SUPPLIED INFORMATION
------------------------------

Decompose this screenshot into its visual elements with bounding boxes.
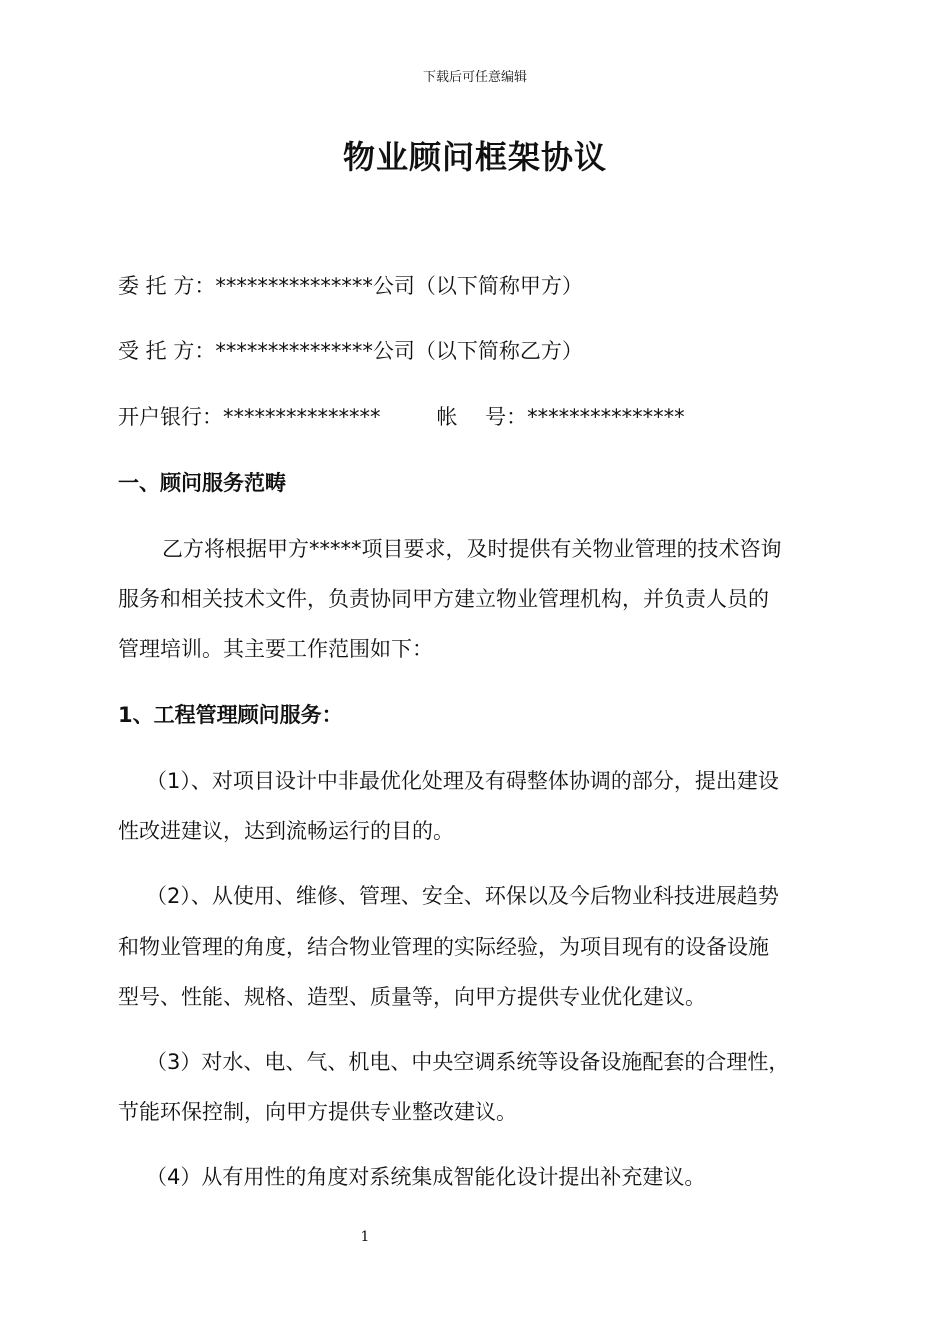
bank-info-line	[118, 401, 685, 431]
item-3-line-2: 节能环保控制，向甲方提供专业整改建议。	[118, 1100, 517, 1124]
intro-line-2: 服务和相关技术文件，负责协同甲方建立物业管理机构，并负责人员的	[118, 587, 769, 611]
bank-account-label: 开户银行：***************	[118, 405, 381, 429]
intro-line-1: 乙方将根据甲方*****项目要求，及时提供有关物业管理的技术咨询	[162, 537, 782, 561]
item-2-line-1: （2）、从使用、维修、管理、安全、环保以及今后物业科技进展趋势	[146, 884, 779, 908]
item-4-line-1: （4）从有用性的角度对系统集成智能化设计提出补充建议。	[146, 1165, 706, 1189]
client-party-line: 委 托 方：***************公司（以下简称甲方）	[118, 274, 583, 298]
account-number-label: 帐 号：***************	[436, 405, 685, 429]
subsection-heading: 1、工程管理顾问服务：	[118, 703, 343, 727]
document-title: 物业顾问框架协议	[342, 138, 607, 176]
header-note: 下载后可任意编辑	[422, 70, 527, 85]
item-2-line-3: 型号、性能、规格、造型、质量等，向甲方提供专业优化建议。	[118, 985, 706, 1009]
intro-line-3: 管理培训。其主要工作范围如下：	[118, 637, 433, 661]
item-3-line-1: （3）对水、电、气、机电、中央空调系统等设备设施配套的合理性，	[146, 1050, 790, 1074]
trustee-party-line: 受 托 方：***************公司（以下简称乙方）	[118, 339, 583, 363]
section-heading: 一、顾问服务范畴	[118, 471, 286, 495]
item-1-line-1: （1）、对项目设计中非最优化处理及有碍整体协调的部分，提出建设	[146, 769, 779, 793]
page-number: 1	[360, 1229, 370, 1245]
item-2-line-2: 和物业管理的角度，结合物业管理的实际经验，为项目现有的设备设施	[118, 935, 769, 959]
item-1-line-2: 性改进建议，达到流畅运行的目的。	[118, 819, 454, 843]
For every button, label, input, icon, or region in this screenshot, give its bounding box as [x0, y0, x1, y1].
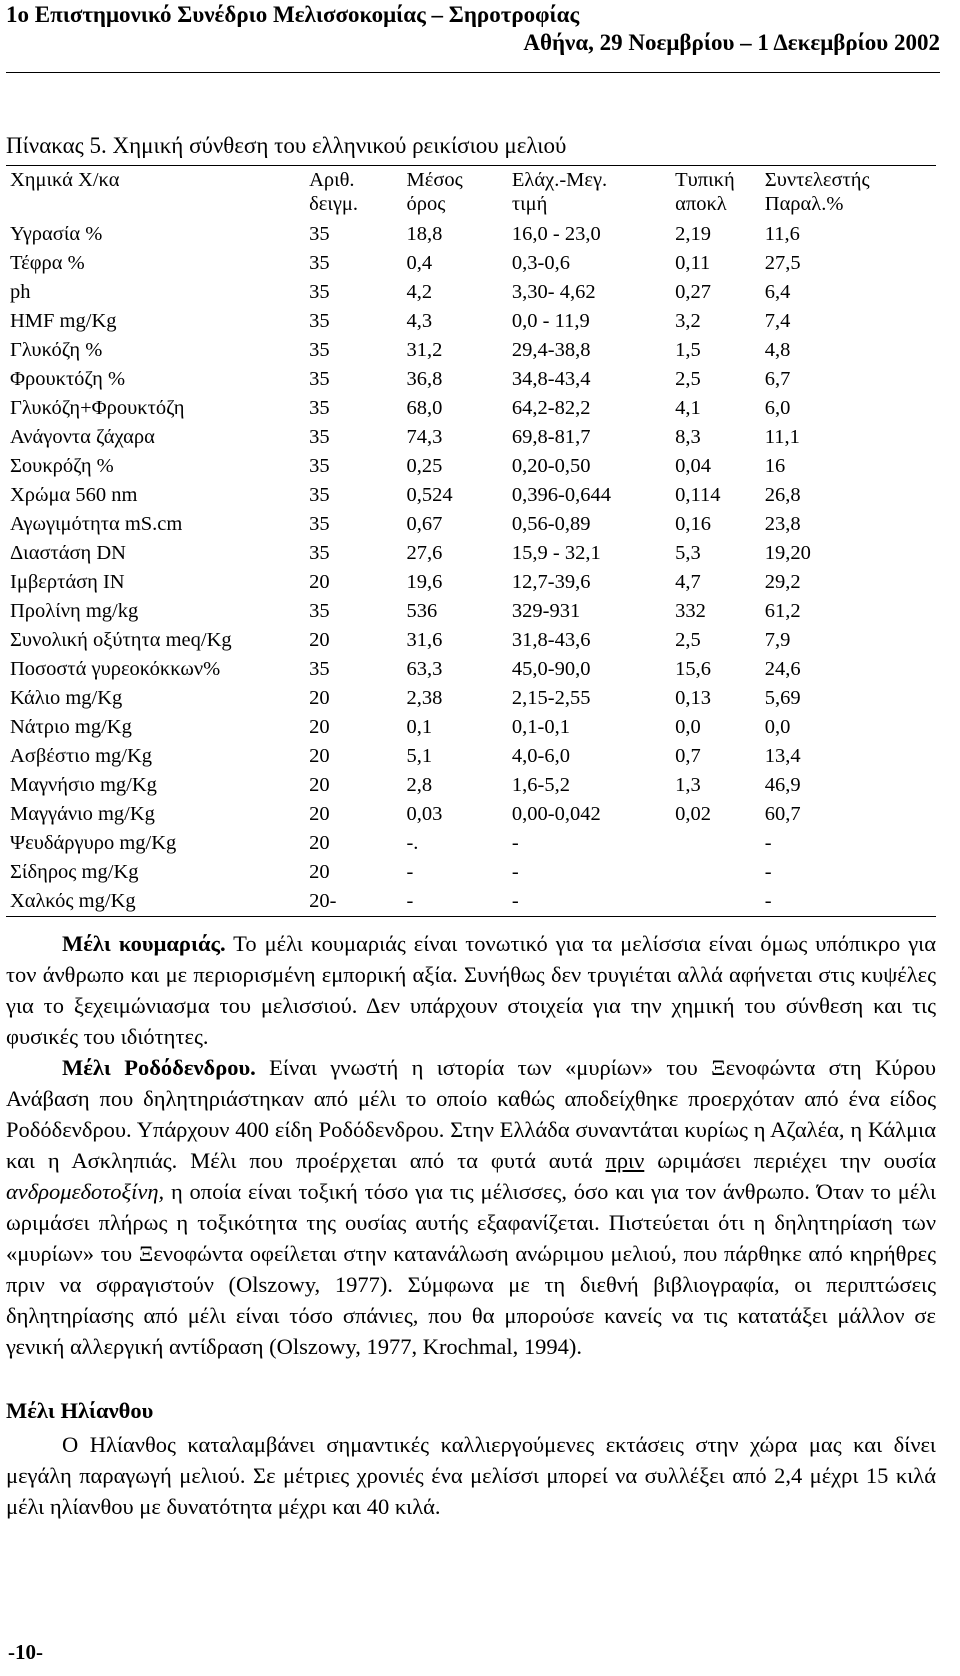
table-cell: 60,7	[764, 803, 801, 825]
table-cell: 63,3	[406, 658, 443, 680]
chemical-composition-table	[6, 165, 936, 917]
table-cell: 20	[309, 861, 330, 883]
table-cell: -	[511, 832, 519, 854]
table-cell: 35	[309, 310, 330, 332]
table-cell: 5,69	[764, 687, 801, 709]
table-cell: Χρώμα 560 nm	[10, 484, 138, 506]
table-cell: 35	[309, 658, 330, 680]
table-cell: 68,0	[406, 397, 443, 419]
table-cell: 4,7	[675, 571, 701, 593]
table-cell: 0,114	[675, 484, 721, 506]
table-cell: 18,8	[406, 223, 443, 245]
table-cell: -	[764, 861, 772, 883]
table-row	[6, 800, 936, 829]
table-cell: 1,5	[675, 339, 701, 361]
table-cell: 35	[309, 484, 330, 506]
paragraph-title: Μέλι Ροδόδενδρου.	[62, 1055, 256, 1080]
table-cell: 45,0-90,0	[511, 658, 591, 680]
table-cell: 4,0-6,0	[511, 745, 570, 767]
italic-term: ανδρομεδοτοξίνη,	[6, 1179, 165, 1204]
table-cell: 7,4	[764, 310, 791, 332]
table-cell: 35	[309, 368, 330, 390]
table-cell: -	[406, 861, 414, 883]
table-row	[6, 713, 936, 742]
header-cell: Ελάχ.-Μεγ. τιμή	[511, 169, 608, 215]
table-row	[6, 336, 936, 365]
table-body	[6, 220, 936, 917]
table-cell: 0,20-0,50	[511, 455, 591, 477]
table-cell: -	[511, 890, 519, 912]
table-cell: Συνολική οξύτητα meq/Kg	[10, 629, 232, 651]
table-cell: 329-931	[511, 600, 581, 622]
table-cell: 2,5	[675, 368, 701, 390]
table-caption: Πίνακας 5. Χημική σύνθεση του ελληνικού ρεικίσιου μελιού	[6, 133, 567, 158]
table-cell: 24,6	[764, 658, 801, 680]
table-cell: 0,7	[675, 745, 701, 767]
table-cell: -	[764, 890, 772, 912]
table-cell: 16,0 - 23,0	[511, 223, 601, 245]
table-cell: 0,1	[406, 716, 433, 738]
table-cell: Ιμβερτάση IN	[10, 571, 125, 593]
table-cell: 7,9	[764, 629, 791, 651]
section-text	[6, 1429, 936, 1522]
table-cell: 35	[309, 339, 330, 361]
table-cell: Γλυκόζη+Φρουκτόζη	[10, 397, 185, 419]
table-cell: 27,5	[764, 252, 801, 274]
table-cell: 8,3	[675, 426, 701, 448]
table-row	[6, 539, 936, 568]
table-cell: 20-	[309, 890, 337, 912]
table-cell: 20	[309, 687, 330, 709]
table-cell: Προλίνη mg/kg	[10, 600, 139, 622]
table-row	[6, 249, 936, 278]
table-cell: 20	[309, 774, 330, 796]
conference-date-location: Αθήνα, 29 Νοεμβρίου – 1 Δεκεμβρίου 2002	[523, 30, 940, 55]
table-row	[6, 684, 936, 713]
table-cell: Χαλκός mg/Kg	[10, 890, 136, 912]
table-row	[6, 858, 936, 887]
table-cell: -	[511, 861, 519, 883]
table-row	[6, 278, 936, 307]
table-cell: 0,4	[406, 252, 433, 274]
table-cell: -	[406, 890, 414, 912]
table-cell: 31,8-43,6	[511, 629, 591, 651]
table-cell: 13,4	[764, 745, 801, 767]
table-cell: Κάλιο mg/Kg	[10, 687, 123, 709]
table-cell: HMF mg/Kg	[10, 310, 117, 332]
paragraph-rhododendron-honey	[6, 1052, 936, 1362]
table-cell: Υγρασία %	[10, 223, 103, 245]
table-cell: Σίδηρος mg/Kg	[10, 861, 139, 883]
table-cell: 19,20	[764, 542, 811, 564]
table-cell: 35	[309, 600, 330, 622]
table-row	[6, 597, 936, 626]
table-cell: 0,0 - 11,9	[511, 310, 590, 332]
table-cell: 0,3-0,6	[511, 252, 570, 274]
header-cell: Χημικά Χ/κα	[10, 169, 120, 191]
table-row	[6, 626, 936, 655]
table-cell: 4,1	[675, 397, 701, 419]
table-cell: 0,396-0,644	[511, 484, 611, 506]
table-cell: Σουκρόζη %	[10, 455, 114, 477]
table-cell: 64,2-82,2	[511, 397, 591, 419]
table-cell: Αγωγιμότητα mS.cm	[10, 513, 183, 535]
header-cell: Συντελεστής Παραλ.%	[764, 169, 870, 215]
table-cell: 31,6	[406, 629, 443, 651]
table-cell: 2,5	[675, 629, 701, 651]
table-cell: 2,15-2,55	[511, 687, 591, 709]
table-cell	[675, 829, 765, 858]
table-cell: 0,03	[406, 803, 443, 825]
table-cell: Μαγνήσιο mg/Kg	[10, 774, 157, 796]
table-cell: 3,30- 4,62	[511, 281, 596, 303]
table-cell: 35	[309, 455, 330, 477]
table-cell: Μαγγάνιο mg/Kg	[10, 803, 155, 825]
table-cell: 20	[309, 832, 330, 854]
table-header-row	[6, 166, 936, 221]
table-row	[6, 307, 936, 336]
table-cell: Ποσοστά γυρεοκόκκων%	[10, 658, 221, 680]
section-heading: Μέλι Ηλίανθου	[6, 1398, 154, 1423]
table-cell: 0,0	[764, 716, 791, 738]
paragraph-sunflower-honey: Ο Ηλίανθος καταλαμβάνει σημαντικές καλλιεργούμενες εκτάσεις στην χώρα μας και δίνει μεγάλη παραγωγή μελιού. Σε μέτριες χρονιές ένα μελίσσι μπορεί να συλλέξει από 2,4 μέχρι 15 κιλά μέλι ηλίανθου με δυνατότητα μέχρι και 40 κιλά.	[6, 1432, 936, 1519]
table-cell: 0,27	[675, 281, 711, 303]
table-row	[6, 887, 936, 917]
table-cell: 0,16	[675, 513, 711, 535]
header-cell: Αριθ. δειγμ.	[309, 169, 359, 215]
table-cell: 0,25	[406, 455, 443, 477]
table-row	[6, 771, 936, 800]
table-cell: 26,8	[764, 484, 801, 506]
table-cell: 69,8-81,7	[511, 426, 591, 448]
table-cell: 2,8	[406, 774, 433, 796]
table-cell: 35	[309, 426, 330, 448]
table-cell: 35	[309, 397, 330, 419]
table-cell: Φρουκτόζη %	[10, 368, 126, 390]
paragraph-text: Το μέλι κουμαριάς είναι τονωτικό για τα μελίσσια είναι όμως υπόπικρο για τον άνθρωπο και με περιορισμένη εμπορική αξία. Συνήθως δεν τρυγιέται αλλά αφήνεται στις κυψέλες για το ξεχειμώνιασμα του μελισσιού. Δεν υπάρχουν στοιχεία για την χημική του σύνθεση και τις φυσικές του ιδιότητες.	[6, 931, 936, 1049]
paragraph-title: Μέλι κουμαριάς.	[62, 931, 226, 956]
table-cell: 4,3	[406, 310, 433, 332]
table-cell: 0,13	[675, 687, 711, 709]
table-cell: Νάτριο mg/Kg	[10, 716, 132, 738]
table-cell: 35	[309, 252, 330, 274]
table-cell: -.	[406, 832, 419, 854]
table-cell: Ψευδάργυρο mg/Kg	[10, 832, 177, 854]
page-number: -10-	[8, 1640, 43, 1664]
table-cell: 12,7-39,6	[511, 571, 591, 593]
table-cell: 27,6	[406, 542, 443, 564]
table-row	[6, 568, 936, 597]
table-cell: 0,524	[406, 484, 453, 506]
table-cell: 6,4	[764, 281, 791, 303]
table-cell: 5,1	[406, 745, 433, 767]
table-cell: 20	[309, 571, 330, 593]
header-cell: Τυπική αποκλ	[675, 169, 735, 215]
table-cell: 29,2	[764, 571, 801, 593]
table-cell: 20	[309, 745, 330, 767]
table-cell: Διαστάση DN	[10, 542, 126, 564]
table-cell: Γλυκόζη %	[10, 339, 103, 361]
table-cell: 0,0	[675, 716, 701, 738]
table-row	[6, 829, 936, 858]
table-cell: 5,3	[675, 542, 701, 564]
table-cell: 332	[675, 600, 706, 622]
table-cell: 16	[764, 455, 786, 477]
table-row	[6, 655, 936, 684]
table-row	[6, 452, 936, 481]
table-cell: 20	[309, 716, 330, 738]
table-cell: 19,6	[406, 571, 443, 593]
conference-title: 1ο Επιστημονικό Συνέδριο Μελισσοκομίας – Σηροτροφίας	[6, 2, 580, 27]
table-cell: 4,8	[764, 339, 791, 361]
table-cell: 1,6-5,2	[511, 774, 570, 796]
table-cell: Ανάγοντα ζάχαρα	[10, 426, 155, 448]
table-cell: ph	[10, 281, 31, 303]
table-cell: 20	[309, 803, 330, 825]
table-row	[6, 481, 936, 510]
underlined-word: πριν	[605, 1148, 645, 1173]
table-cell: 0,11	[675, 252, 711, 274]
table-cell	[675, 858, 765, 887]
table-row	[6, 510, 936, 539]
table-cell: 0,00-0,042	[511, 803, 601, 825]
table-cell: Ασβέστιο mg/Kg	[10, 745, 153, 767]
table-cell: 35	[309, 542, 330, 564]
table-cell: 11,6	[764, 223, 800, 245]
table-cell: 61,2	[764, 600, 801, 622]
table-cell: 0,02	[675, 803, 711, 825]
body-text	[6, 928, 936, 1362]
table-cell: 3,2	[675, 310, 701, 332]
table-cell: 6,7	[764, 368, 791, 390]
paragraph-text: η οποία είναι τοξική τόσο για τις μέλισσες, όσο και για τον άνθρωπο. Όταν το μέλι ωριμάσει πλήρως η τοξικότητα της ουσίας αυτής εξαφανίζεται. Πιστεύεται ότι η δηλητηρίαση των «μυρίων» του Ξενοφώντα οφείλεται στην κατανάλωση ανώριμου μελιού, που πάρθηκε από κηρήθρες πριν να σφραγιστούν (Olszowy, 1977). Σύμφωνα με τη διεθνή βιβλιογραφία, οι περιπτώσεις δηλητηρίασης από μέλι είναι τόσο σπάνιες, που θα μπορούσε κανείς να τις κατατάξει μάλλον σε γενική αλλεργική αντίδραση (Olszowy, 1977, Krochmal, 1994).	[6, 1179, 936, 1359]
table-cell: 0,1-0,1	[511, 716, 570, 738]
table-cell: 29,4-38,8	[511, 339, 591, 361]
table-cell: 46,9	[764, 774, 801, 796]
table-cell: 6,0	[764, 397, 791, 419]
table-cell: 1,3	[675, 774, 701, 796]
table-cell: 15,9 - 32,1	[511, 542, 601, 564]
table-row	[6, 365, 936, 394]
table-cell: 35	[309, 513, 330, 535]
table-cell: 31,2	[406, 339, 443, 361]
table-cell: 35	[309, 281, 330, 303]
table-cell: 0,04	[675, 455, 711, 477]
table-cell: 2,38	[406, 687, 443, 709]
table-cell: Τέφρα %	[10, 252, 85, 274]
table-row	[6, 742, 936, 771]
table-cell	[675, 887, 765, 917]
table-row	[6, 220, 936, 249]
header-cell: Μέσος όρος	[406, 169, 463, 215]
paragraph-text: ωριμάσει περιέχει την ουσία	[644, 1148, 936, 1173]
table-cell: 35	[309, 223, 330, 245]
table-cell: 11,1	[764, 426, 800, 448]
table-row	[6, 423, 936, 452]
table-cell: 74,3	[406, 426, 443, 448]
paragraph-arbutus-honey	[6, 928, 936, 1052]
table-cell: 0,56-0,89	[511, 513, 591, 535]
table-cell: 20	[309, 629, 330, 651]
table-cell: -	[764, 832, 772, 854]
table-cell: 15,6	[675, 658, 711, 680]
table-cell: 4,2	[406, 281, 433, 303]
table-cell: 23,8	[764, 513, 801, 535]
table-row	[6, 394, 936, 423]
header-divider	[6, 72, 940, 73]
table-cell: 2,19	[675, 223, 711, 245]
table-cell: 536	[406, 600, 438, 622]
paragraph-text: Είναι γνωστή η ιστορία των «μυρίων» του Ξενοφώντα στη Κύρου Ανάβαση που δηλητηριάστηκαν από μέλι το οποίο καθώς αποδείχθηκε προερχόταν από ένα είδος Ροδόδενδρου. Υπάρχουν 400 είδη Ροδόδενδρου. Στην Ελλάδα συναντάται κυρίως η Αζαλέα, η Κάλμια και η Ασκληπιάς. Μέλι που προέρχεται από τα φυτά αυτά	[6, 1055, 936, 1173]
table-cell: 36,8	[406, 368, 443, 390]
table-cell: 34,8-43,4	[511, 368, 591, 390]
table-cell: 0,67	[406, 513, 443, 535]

------------------------------

WHAT YOU SHOULD DO
Print everything from the line containing "803, 801, 825]" down to the line containing "687, 801, 709]", character for character.

FINAL RESULT
table-cell: 60,7	[764, 803, 801, 825]
table-cell: 63,3	[406, 658, 443, 680]
chemical-composition-table	[6, 165, 936, 917]
table-cell: 20	[309, 861, 330, 883]
table-cell: -	[511, 832, 519, 854]
table-cell: 35	[309, 310, 330, 332]
table-cell: 5,69	[764, 687, 801, 709]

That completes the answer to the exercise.